◆ Directions for this task:
Exactly repeat all the records below, omitting the images they hold.

◆ Records supplied:
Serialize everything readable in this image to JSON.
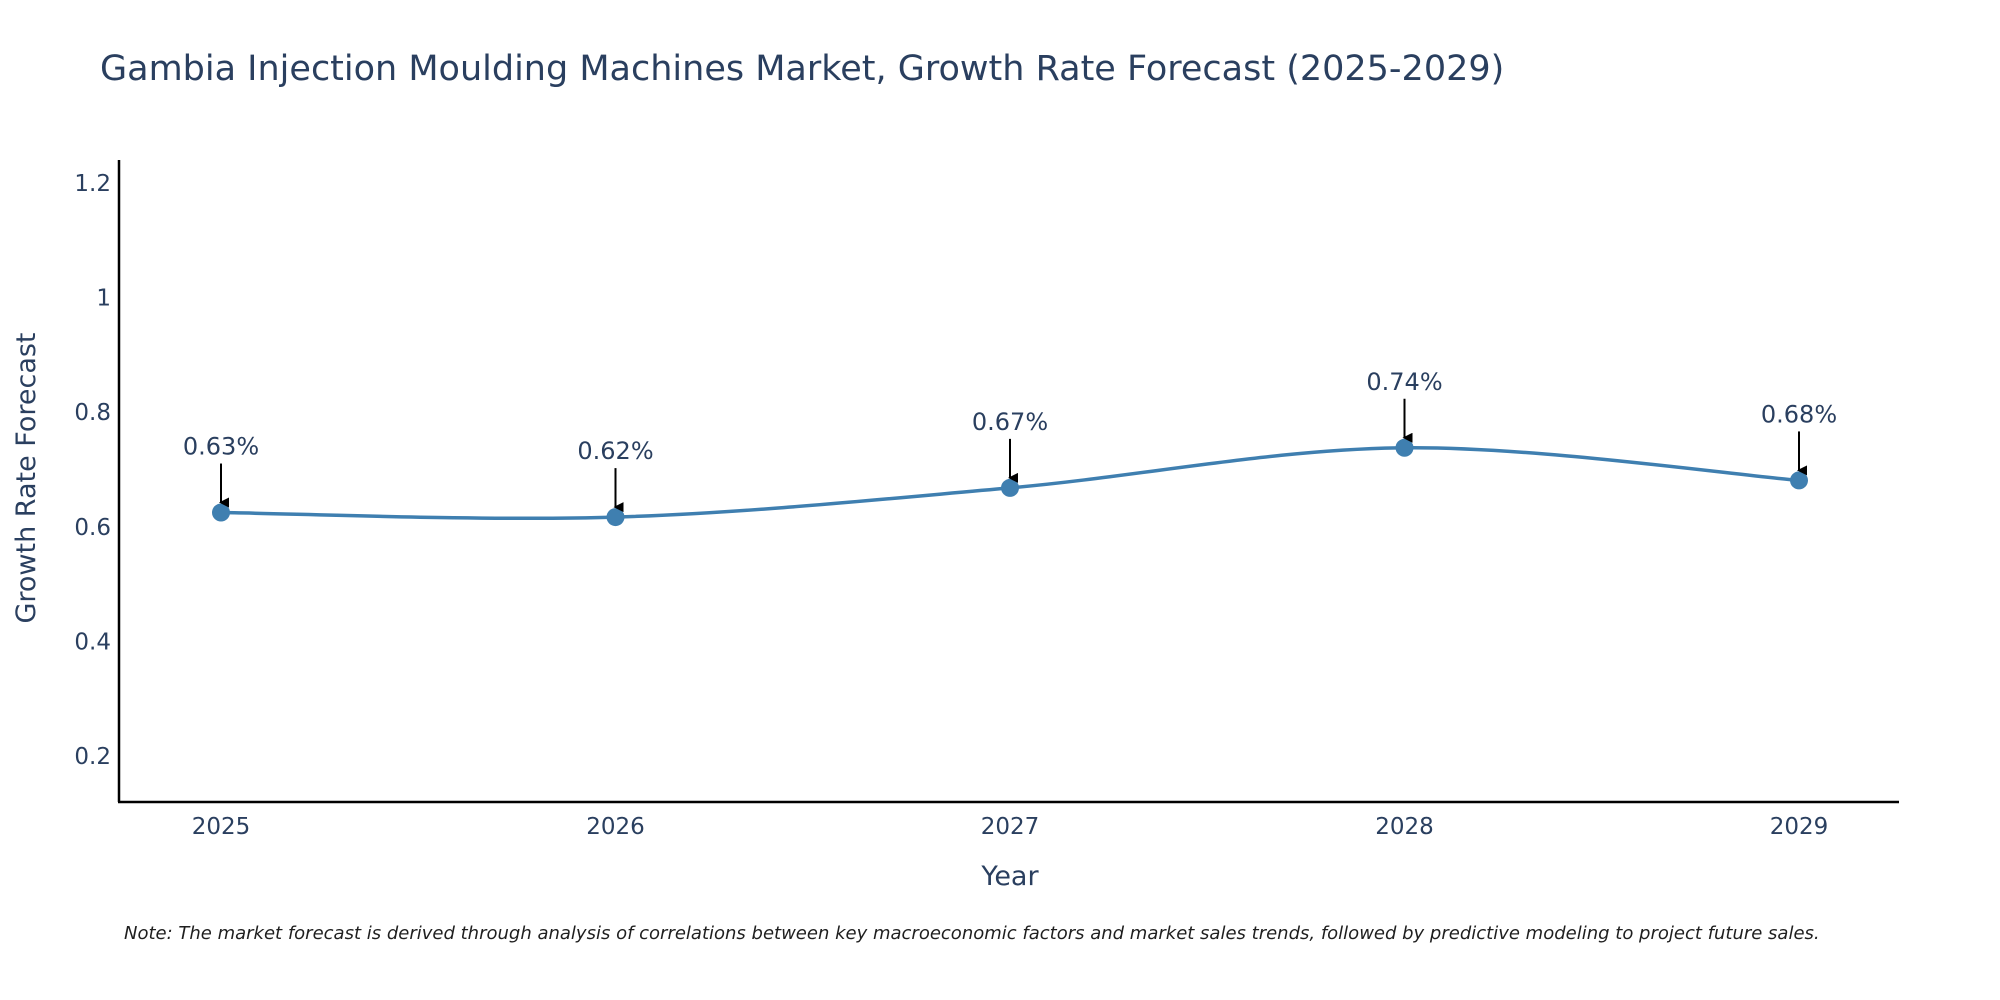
{
  "chart_data": {
    "type": "line",
    "title": "Gambia Injection Moulding Machines Market, Growth Rate Forecast (2025-2029)",
    "xlabel": "Year",
    "ylabel": "Growth Rate Forecast",
    "categories": [
      "2025",
      "2026",
      "2027",
      "2028",
      "2029"
    ],
    "series": [
      {
        "name": "Growth Rate Forecast",
        "values": [
          0.625,
          0.617,
          0.668,
          0.738,
          0.681
        ],
        "labels": [
          "0.63%",
          "0.62%",
          "0.67%",
          "0.74%",
          "0.68%"
        ]
      }
    ],
    "ylim": [
      0.12,
      1.24
    ],
    "yticks": [
      0.2,
      0.4,
      0.6,
      0.8,
      1,
      1.2
    ],
    "ytick_labels": [
      "0.2",
      "0.4",
      "0.6",
      "0.8",
      "1",
      "1.2"
    ],
    "grid": false,
    "line_color": "#3f7fb0",
    "annotation_arrow_color": "#000000",
    "note": "Note: The market forecast is derived through analysis of correlations between key macroeconomic factors and market sales trends, followed by predictive modeling to project future sales."
  }
}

◆ Result for this task:
Serialize everything readable in this image to JSON.
{
  "chart_data": {
    "type": "line",
    "title": "Gambia Injection Moulding Machines Market, Growth Rate Forecast (2025-2029)",
    "xlabel": "Year",
    "ylabel": "Growth Rate Forecast",
    "categories": [
      "2025",
      "2026",
      "2027",
      "2028",
      "2029"
    ],
    "series": [
      {
        "name": "Growth Rate Forecast",
        "values": [
          0.625,
          0.617,
          0.668,
          0.738,
          0.681
        ],
        "labels": [
          "0.63%",
          "0.62%",
          "0.67%",
          "0.74%",
          "0.68%"
        ]
      }
    ],
    "ylim": [
      0.12,
      1.24
    ],
    "yticks": [
      0.2,
      0.4,
      0.6,
      0.8,
      1,
      1.2
    ],
    "ytick_labels": [
      "0.2",
      "0.4",
      "0.6",
      "0.8",
      "1",
      "1.2"
    ],
    "grid": false,
    "line_color": "#3f7fb0",
    "annotation_arrow_color": "#000000",
    "note": "Note: The market forecast is derived through analysis of correlations between key macroeconomic factors and market sales trends, followed by predictive modeling to project future sales."
  }
}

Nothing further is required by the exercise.